◆ **Required task**:
Each line of the material below should be reproduced exactly.
####
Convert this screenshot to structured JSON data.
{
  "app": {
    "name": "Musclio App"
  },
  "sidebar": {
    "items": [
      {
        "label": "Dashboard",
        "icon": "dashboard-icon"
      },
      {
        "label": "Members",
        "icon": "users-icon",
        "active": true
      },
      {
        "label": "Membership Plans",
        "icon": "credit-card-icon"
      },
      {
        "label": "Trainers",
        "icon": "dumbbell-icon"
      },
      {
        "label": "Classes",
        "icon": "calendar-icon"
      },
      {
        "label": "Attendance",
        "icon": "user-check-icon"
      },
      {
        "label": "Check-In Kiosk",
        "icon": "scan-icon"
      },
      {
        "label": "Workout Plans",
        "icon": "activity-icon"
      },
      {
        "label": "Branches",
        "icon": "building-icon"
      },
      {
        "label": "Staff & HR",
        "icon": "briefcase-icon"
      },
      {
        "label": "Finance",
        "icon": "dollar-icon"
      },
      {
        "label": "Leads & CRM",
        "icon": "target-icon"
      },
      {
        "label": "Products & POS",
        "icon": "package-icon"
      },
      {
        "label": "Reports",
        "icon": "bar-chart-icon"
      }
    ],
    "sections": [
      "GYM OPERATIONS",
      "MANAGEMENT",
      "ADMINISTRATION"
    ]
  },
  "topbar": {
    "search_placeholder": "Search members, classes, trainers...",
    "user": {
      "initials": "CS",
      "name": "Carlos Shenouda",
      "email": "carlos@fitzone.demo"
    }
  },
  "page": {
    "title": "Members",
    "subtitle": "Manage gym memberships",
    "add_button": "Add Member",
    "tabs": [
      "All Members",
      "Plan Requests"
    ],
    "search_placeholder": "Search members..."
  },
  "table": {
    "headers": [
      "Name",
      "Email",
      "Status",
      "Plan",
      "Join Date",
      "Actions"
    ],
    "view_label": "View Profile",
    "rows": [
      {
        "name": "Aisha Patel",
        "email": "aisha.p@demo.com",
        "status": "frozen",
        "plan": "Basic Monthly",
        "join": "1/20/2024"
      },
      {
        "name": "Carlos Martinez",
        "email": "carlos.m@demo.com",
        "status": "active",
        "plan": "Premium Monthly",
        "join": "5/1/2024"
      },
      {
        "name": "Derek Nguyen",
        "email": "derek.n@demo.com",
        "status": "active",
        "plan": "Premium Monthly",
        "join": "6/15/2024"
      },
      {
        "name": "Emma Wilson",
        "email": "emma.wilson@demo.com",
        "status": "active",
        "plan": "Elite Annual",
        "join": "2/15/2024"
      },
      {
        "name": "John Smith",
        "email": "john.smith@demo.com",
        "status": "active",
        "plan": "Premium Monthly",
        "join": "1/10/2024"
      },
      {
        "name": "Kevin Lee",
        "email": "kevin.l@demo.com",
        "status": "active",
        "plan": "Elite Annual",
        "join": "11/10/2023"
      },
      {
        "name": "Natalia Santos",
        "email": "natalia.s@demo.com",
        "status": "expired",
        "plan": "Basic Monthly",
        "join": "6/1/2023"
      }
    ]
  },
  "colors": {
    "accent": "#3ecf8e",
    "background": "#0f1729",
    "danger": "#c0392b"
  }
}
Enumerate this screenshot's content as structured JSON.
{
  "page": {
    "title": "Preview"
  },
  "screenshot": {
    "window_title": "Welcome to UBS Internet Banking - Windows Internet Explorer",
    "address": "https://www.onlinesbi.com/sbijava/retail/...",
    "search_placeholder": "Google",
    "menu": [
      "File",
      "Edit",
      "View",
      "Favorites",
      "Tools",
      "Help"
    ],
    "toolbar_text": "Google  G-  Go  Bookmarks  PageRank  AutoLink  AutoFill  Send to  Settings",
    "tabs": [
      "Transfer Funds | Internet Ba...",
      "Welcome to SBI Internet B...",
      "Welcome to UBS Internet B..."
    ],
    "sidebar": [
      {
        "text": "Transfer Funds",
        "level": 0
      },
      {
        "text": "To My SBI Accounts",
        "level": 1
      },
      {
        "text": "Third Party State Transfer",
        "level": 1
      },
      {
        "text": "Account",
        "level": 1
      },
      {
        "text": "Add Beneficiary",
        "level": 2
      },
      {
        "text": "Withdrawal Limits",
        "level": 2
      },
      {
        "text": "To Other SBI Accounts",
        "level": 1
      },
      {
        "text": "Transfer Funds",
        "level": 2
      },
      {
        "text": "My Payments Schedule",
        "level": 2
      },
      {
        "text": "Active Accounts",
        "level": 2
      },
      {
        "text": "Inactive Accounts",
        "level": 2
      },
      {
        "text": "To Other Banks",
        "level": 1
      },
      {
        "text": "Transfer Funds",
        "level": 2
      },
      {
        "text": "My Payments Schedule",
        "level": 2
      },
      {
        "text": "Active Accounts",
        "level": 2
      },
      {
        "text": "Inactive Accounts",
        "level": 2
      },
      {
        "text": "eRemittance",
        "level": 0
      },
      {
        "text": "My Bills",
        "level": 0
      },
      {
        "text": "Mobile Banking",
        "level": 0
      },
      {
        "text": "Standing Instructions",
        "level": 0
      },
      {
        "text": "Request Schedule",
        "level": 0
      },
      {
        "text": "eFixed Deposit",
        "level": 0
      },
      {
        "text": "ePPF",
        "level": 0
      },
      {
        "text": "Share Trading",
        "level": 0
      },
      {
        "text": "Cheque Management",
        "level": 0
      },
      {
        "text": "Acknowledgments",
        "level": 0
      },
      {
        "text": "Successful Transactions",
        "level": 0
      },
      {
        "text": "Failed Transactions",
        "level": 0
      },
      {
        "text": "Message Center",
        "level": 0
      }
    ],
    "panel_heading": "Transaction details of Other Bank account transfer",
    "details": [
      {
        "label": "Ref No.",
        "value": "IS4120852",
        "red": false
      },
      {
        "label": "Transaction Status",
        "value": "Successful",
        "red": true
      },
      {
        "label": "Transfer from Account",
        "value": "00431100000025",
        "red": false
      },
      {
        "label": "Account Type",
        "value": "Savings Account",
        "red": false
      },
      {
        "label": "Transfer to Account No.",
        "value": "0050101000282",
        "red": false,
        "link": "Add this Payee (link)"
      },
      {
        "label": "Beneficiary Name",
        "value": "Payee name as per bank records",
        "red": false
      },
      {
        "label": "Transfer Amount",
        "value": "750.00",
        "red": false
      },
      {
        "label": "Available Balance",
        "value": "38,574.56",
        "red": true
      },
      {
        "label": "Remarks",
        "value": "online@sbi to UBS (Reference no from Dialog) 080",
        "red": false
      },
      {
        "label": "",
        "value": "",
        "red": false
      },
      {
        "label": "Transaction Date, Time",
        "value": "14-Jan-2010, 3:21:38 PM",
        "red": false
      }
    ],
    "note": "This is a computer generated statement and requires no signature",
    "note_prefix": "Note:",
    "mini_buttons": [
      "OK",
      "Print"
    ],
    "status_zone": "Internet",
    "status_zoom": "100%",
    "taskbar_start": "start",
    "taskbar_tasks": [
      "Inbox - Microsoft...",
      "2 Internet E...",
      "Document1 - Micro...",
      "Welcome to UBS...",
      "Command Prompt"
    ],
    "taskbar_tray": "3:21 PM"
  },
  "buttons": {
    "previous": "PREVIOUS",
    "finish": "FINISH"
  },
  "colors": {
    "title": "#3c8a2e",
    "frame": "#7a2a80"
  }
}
####
◆ **Task solution**:
Convert this screenshot to structured JSON data.
{
  "app": {
    "name": "Musclio App"
  },
  "sidebar": {
    "items": [
      {
        "label": "Dashboard",
        "icon": "dashboard-icon"
      },
      {
        "label": "Members",
        "icon": "users-icon",
        "active": true
      },
      {
        "label": "Membership Plans",
        "icon": "credit-card-icon"
      },
      {
        "label": "Trainers",
        "icon": "dumbbell-icon"
      },
      {
        "label": "Classes",
        "icon": "calendar-icon"
      },
      {
        "label": "Attendance",
        "icon": "user-check-icon"
      },
      {
        "label": "Check-In Kiosk",
        "icon": "scan-icon"
      },
      {
        "label": "Workout Plans",
        "icon": "activity-icon"
      },
      {
        "label": "Branches",
        "icon": "building-icon"
      },
      {
        "label": "Staff & HR",
        "icon": "briefcase-icon"
      },
      {
        "label": "Finance",
        "icon": "dollar-icon"
      },
      {
        "label": "Leads & CRM",
        "icon": "target-icon"
      },
      {
        "label": "Products & POS",
        "icon": "package-icon"
      },
      {
        "label": "Reports",
        "icon": "bar-chart-icon"
      }
    ],
    "sections": [
      "GYM OPERATIONS",
      "MANAGEMENT",
      "ADMINISTRATION"
    ]
  },
  "topbar": {
    "search_placeholder": "Search members, classes, trainers...",
    "user": {
      "initials": "CS",
      "name": "Carlos Shenouda",
      "email": "carlos@fitzone.demo"
    }
  },
  "page": {
    "title": "Members",
    "subtitle": "Manage gym memberships",
    "add_button": "Add Member",
    "tabs": [
      "All Members",
      "Plan Requests"
    ],
    "search_placeholder": "Search members..."
  },
  "table": {
    "headers": [
      "Name",
      "Email",
      "Status",
      "Plan",
      "Join Date",
      "Actions"
    ],
    "view_label": "View Profile",
    "rows": [
      {
        "name": "Aisha Patel",
        "email": "aisha.p@demo.com",
        "status": "frozen",
        "plan": "Basic Monthly",
        "join": "1/20/2024"
      },
      {
        "name": "Carlos Martinez",
        "email": "carlos.m@demo.com",
        "status": "active",
        "plan": "Premium Monthly",
        "join": "5/1/2024"
      },
      {
        "name": "Derek Nguyen",
        "email": "derek.n@demo.com",
        "status": "active",
        "plan": "Premium Monthly",
        "join": "6/15/2024"
      },
      {
        "name": "Emma Wilson",
        "email": "emma.wilson@demo.com",
        "status": "active",
        "plan": "Elite Annual",
        "join": "2/15/2024"
      },
      {
        "name": "John Smith",
        "email": "john.smith@demo.com",
        "status": "active",
        "plan": "Premium Monthly",
        "join": "1/10/2024"
      },
      {
        "name": "Kevin Lee",
        "email": "kevin.l@demo.com",
        "status": "active",
        "plan": "Elite Annual",
        "join": "11/10/2023"
      },
      {
        "name": "Natalia Santos",
        "email": "natalia.s@demo.com",
        "status": "expired",
        "plan": "Basic Monthly",
        "join": "6/1/2023"
      }
    ]
  },
  "colors": {
    "accent": "#3ecf8e",
    "background": "#0f1729",
    "danger": "#c0392b"
  }
}
Enumerate this screenshot's content as structured JSON.
{
  "page": {
    "title": "Preview"
  },
  "screenshot": {
    "window_title": "Welcome to UBS Internet Banking - Windows Internet Explorer",
    "address": "https://www.onlinesbi.com/sbijava/retail/...",
    "search_placeholder": "Google",
    "menu": [
      "File",
      "Edit",
      "View",
      "Favorites",
      "Tools",
      "Help"
    ],
    "toolbar_text": "Google  G-  Go  Bookmarks  PageRank  AutoLink  AutoFill  Send to  Settings",
    "tabs": [
      "Transfer Funds | Internet Ba...",
      "Welcome to SBI Internet B...",
      "Welcome to UBS Internet B..."
    ],
    "sidebar": [
      {
        "text": "Transfer Funds",
        "level": 0
      },
      {
        "text": "To My SBI Accounts",
        "level": 1
      },
      {
        "text": "Third Party State Transfer",
        "level": 1
      },
      {
        "text": "Account",
        "level": 1
      },
      {
        "text": "Add Beneficiary",
        "level": 2
      },
      {
        "text": "Withdrawal Limits",
        "level": 2
      },
      {
        "text": "To Other SBI Accounts",
        "level": 1
      },
      {
        "text": "Transfer Funds",
        "level": 2
      },
      {
        "text": "My Payments Schedule",
        "level": 2
      },
      {
        "text": "Active Accounts",
        "level": 2
      },
      {
        "text": "Inactive Accounts",
        "level": 2
      },
      {
        "text": "To Other Banks",
        "level": 1
      },
      {
        "text": "Transfer Funds",
        "level": 2
      },
      {
        "text": "My Payments Schedule",
        "level": 2
      },
      {
        "text": "Active Accounts",
        "level": 2
      },
      {
        "text": "Inactive Accounts",
        "level": 2
      },
      {
        "text": "eRemittance",
        "level": 0
      },
      {
        "text": "My Bills",
        "level": 0
      },
      {
        "text": "Mobile Banking",
        "level": 0
      },
      {
        "text": "Standing Instructions",
        "level": 0
      },
      {
        "text": "Request Schedule",
        "level": 0
      },
      {
        "text": "eFixed Deposit",
        "level": 0
      },
      {
        "text": "ePPF",
        "level": 0
      },
      {
        "text": "Share Trading",
        "level": 0
      },
      {
        "text": "Cheque Management",
        "level": 0
      },
      {
        "text": "Acknowledgments",
        "level": 0
      },
      {
        "text": "Successful Transactions",
        "level": 0
      },
      {
        "text": "Failed Transactions",
        "level": 0
      },
      {
        "text": "Message Center",
        "level": 0
      }
    ],
    "panel_heading": "Transaction details of Other Bank account transfer",
    "details": [
      {
        "label": "Ref No.",
        "value": "IS4120852",
        "red": false
      },
      {
        "label": "Transaction Status",
        "value": "Successful",
        "red": true
      },
      {
        "label": "Transfer from Account",
        "value": "00431100000025",
        "red": false
      },
      {
        "label": "Account Type",
        "value": "Savings Account",
        "red": false
      },
      {
        "label": "Transfer to Account No.",
        "value": "0050101000282",
        "red": false,
        "link": "Add this Payee (link)"
      },
      {
        "label": "Beneficiary Name",
        "value": "Payee name as per bank records",
        "red": false
      },
      {
        "label": "Transfer Amount",
        "value": "750.00",
        "red": false
      },
      {
        "label": "Available Balance",
        "value": "38,574.56",
        "red": true
      },
      {
        "label": "Remarks",
        "value": "online@sbi to UBS (Reference no from Dialog) 080",
        "red": false
      },
      {
        "label": "",
        "value": "",
        "red": false
      },
      {
        "label": "Transaction Date, Time",
        "value": "14-Jan-2010, 3:21:38 PM",
        "red": false
      }
    ],
    "note": "This is a computer generated statement and requires no signature",
    "note_prefix": "Note:",
    "mini_buttons": [
      "OK",
      "Print"
    ],
    "status_zone": "Internet",
    "status_zoom": "100%",
    "taskbar_start": "start",
    "taskbar_tasks": [
      "Inbox - Microsoft...",
      "2 Internet E...",
      "Document1 - Micro...",
      "Welcome to UBS...",
      "Command Prompt"
    ],
    "taskbar_tray": "3:21 PM"
  },
  "buttons": {
    "previous": "PREVIOUS",
    "finish": "FINISH"
  },
  "colors": {
    "title": "#3c8a2e",
    "frame": "#7a2a80"
  }
}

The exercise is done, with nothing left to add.